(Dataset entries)

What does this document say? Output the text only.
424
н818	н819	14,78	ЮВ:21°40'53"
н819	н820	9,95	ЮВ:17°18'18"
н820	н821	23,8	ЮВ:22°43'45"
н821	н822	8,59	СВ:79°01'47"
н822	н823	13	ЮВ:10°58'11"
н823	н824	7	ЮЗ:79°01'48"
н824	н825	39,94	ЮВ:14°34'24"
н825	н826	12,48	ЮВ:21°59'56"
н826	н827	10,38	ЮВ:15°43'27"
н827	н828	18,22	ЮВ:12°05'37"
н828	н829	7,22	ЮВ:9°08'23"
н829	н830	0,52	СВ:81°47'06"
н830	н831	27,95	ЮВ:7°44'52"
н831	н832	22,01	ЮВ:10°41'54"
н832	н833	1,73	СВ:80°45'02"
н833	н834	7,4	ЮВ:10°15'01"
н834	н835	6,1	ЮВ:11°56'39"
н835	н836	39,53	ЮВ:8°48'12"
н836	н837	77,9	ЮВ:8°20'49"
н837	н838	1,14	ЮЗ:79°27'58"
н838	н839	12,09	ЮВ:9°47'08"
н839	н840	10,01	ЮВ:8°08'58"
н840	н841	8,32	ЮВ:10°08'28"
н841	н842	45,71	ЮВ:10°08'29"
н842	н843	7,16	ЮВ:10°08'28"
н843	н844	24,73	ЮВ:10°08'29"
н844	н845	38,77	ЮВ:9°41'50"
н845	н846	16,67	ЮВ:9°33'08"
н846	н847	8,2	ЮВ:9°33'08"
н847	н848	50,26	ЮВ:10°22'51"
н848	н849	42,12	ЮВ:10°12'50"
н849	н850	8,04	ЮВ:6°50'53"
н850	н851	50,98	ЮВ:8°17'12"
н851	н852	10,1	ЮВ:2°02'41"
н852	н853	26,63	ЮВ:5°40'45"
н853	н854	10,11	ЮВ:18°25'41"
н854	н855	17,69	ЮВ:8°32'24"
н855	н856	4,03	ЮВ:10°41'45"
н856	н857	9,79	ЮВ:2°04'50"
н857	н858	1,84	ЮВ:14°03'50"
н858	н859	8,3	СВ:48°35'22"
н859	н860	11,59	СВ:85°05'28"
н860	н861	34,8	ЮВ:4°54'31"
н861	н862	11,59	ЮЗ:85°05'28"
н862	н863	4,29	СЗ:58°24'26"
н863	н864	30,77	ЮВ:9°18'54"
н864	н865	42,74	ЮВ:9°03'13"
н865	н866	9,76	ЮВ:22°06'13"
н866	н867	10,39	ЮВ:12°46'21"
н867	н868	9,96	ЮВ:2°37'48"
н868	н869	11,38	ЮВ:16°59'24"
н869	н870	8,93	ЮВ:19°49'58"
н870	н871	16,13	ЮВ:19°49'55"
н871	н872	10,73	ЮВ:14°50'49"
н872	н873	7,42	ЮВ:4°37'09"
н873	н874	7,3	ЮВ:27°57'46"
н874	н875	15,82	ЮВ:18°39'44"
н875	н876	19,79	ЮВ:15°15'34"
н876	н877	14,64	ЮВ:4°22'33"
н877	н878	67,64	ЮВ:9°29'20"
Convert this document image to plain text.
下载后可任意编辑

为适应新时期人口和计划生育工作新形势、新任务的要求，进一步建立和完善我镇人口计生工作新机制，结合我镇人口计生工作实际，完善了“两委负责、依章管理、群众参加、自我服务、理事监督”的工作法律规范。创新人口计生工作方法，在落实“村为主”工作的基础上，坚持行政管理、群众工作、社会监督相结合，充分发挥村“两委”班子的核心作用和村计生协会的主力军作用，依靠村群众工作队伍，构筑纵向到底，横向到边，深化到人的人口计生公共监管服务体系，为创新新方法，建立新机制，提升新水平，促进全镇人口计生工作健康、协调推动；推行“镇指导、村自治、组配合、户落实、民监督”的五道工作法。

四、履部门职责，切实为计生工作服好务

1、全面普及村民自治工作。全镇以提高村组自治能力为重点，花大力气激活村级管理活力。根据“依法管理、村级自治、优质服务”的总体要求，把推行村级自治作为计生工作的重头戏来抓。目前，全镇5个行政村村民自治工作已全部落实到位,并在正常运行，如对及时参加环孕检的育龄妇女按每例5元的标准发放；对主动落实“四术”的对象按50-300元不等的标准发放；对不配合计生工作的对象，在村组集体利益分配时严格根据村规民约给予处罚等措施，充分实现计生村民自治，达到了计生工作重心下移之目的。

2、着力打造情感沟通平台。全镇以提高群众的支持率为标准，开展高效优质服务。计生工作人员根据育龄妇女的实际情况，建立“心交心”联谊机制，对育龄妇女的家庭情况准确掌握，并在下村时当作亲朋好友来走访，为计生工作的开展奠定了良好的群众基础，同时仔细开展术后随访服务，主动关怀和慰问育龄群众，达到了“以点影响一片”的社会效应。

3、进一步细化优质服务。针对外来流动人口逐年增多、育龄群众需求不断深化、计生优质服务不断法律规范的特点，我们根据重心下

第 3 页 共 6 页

Exercise task:
Print all of the entries exactly as they are written.

Exercise result:
What does this document say? Output the text only.
424
н818	н819	14,78	ЮВ:21°40'53"
н819	н820	9,95	ЮВ:17°18'18"
н820	н821	23,8	ЮВ:22°43'45"
н821	н822	8,59	СВ:79°01'47"
н822	н823	13	ЮВ:10°58'11"
н823	н824	7	ЮЗ:79°01'48"
н824	н825	39,94	ЮВ:14°34'24"
н825	н826	12,48	ЮВ:21°59'56"
н826	н827	10,38	ЮВ:15°43'27"
н827	н828	18,22	ЮВ:12°05'37"
н828	н829	7,22	ЮВ:9°08'23"
н829	н830	0,52	СВ:81°47'06"
н830	н831	27,95	ЮВ:7°44'52"
н831	н832	22,01	ЮВ:10°41'54"
н832	н833	1,73	СВ:80°45'02"
н833	н834	7,4	ЮВ:10°15'01"
н834	н835	6,1	ЮВ:11°56'39"
н835	н836	39,53	ЮВ:8°48'12"
н836	н837	77,9	ЮВ:8°20'49"
н837	н838	1,14	ЮЗ:79°27'58"
н838	н839	12,09	ЮВ:9°47'08"
н839	н840	10,01	ЮВ:8°08'58"
н840	н841	8,32	ЮВ:10°08'28"
н841	н842	45,71	ЮВ:10°08'29"
н842	н843	7,16	ЮВ:10°08'28"
н843	н844	24,73	ЮВ:10°08'29"
н844	н845	38,77	ЮВ:9°41'50"
н845	н846	16,67	ЮВ:9°33'08"
н846	н847	8,2	ЮВ:9°33'08"
н847	н848	50,26	ЮВ:10°22'51"
н848	н849	42,12	ЮВ:10°12'50"
н849	н850	8,04	ЮВ:6°50'53"
н850	н851	50,98	ЮВ:8°17'12"
н851	н852	10,1	ЮВ:2°02'41"
н852	н853	26,63	ЮВ:5°40'45"
н853	н854	10,11	ЮВ:18°25'41"
н854	н855	17,69	ЮВ:8°32'24"
н855	н856	4,03	ЮВ:10°41'45"
н856	н857	9,79	ЮВ:2°04'50"
н857	н858	1,84	ЮВ:14°03'50"
н858	н859	8,3	СВ:48°35'22"
н859	н860	11,59	СВ:85°05'28"
н860	н861	34,8	ЮВ:4°54'31"
н861	н862	11,59	ЮЗ:85°05'28"
н862	н863	4,29	СЗ:58°24'26"
н863	н864	30,77	ЮВ:9°18'54"
н864	н865	42,74	ЮВ:9°03'13"
н865	н866	9,76	ЮВ:22°06'13"
н866	н867	10,39	ЮВ:12°46'21"
н867	н868	9,96	ЮВ:2°37'48"
н868	н869	11,38	ЮВ:16°59'24"
н869	н870	8,93	ЮВ:19°49'58"
н870	н871	16,13	ЮВ:19°49'55"
н871	н872	10,73	ЮВ:14°50'49"
н872	н873	7,42	ЮВ:4°37'09"
н873	н874	7,3	ЮВ:27°57'46"
н874	н875	15,82	ЮВ:18°39'44"
н875	н876	19,79	ЮВ:15°15'34"
н876	н877	14,64	ЮВ:4°22'33"
н877	н878	67,64	ЮВ:9°29'20"
Convert this document image to plain text.
下载后可任意编辑

为适应新时期人口和计划生育工作新形势、新任务的要求，进一步建立和完善我镇人口计生工作新机制，结合我镇人口计生工作实际，完善了“两委负责、依章管理、群众参加、自我服务、理事监督”的工作法律规范。创新人口计生工作方法，在落实“村为主”工作的基础上，坚持行政管理、群众工作、社会监督相结合，充分发挥村“两委”班子的核心作用和村计生协会的主力军作用，依靠村群众工作队伍，构筑纵向到底，横向到边，深化到人的人口计生公共监管服务体系，为创新新方法，建立新机制，提升新水平，促进全镇人口计生工作健康、协调推动；推行“镇指导、村自治、组配合、户落实、民监督”的五道工作法。

四、履部门职责，切实为计生工作服好务

1、全面普及村民自治工作。全镇以提高村组自治能力为重点，花大力气激活村级管理活力。根据“依法管理、村级自治、优质服务”的总体要求，把推行村级自治作为计生工作的重头戏来抓。目前，全镇5个行政村村民自治工作已全部落实到位,并在正常运行，如对及时参加环孕检的育龄妇女按每例5元的标准发放；对主动落实“四术”的对象按50-300元不等的标准发放；对不配合计生工作的对象，在村组集体利益分配时严格根据村规民约给予处罚等措施，充分实现计生村民自治，达到了计生工作重心下移之目的。

2、着力打造情感沟通平台。全镇以提高群众的支持率为标准，开展高效优质服务。计生工作人员根据育龄妇女的实际情况，建立“心交心”联谊机制，对育龄妇女的家庭情况准确掌握，并在下村时当作亲朋好友来走访，为计生工作的开展奠定了良好的群众基础，同时仔细开展术后随访服务，主动关怀和慰问育龄群众，达到了“以点影响一片”的社会效应。

3、进一步细化优质服务。针对外来流动人口逐年增多、育龄群众需求不断深化、计生优质服务不断法律规范的特点，我们根据重心下

第 3 页 共 6 页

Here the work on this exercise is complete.